Job => Find every line with the word "综合分析题" and report how many there are, without any other text.

Data entries =>
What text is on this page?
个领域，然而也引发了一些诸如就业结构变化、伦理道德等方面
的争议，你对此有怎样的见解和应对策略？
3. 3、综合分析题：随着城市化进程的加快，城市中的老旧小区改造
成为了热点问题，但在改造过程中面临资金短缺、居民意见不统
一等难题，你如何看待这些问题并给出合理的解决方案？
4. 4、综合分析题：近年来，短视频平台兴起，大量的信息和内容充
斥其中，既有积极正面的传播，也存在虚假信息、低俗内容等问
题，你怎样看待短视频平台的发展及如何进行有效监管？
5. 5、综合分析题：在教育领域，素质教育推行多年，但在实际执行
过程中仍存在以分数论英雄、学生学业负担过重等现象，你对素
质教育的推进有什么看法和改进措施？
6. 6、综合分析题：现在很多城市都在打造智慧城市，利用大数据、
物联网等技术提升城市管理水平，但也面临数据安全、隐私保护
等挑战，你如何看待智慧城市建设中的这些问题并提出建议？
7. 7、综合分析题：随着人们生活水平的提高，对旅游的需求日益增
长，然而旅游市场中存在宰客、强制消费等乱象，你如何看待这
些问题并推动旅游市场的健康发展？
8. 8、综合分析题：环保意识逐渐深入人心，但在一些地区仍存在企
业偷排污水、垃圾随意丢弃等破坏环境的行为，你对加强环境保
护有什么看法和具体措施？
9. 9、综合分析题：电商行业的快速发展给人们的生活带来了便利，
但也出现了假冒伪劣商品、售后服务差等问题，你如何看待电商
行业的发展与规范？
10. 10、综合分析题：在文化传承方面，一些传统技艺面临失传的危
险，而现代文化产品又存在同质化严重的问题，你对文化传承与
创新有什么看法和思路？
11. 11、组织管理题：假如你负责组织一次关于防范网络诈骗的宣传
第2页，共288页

The reply => 8